--- Start ---
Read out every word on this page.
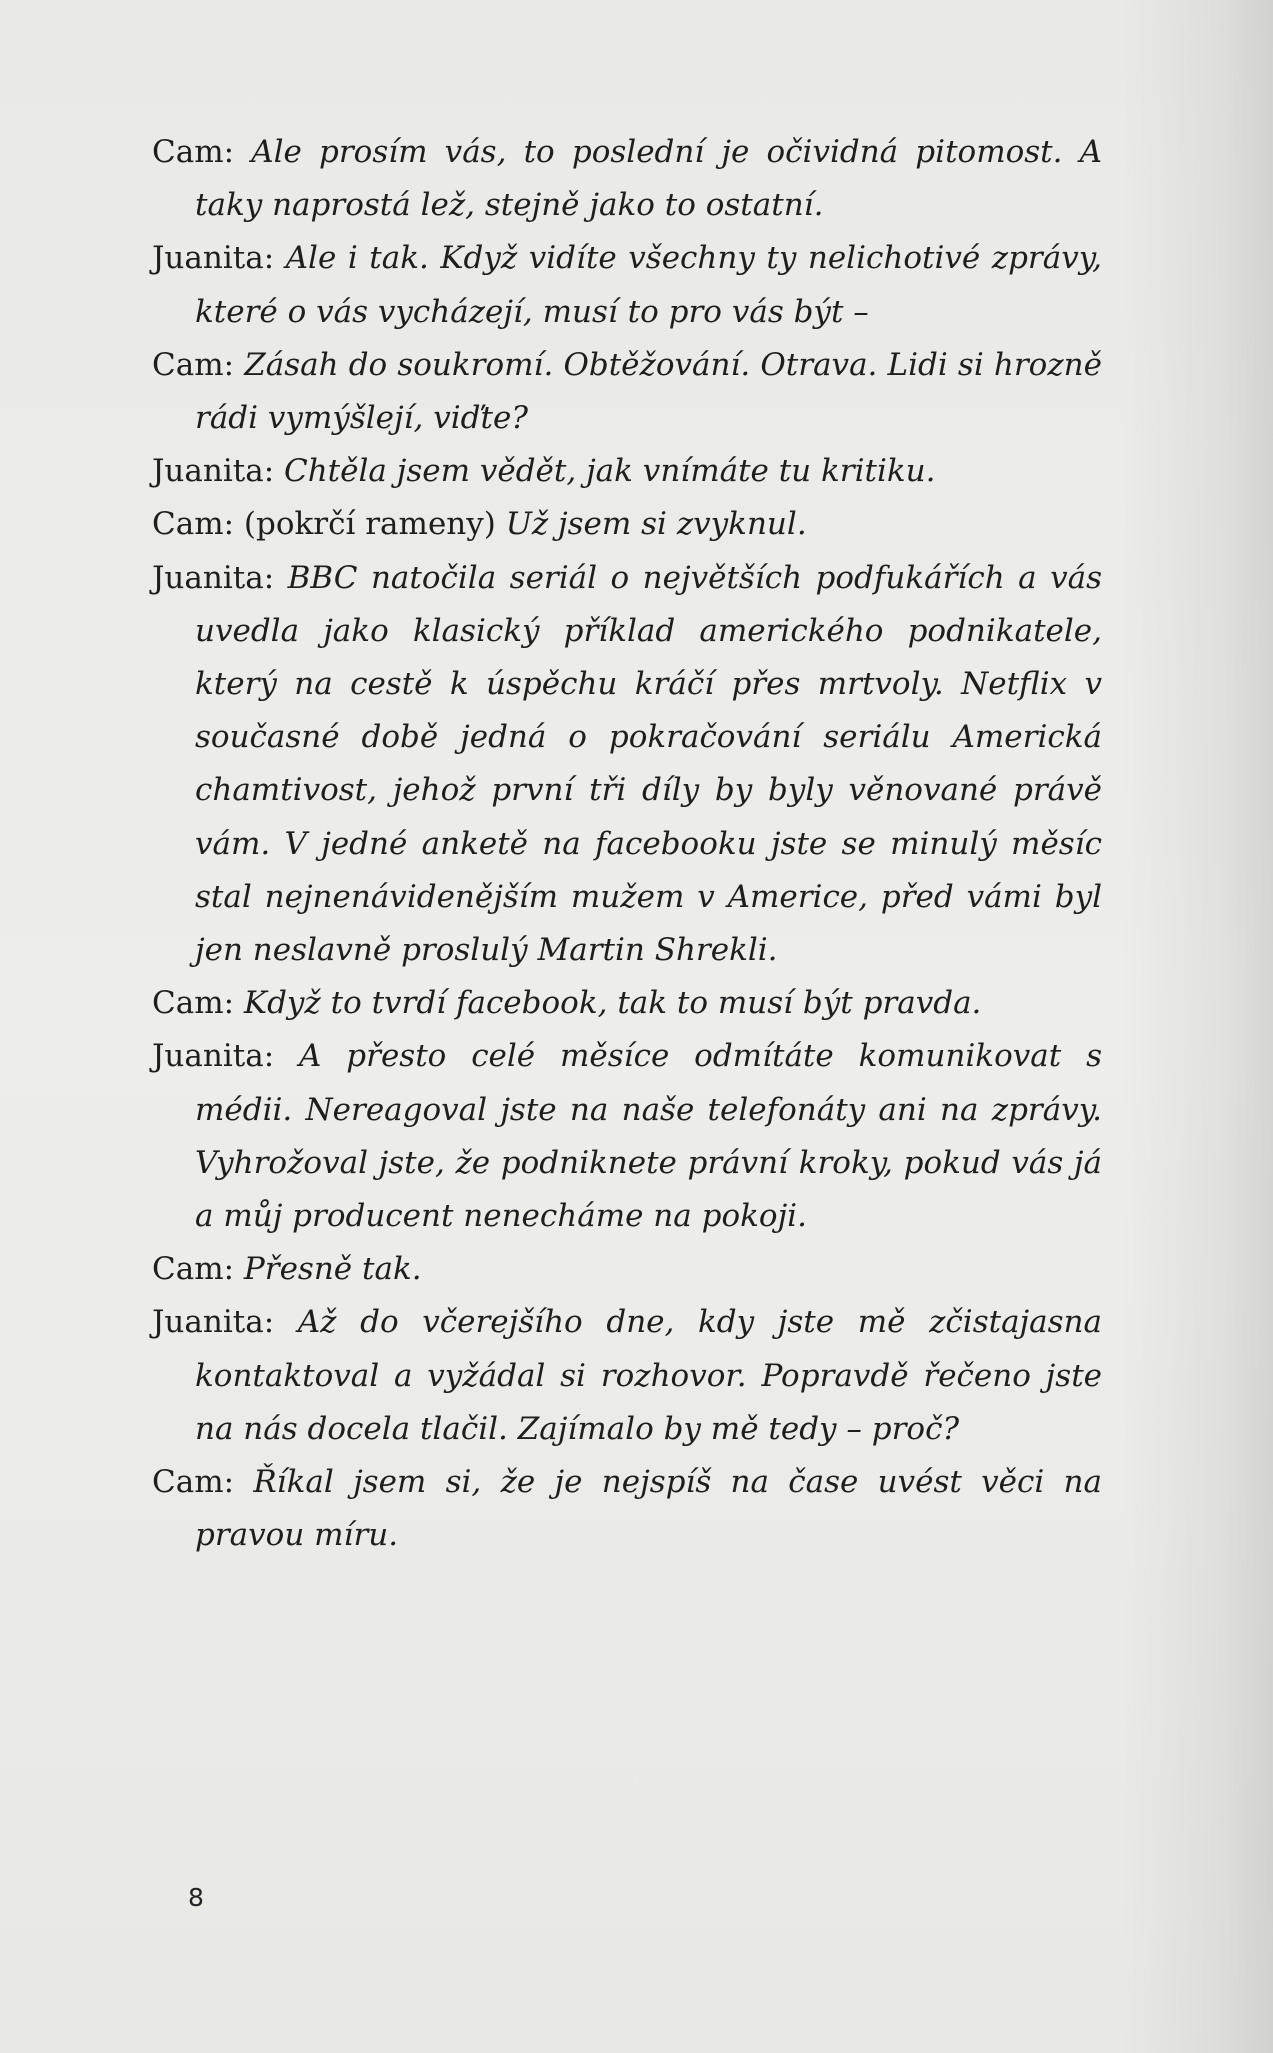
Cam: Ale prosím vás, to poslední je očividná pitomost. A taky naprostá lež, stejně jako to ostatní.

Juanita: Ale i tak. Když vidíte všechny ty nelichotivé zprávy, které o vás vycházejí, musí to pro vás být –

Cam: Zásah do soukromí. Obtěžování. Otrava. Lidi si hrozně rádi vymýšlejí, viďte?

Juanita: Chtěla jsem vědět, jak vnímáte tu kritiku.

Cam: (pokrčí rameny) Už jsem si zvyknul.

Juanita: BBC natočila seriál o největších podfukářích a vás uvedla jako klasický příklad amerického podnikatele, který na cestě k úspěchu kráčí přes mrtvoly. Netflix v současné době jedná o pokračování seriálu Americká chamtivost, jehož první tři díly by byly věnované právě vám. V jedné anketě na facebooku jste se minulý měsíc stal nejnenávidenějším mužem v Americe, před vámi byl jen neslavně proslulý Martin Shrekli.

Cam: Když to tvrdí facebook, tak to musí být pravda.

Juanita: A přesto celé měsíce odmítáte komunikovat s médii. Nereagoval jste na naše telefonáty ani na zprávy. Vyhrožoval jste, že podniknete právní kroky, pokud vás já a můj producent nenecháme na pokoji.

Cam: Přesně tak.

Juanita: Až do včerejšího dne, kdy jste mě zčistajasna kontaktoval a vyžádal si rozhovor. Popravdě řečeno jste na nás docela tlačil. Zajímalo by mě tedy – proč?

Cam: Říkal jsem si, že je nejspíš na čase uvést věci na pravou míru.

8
--- End ---
WHAT IS NEEDED:
Of the lines in the entries, how many include the word "jsem"? State only the number.

TASK SOLUTION:
3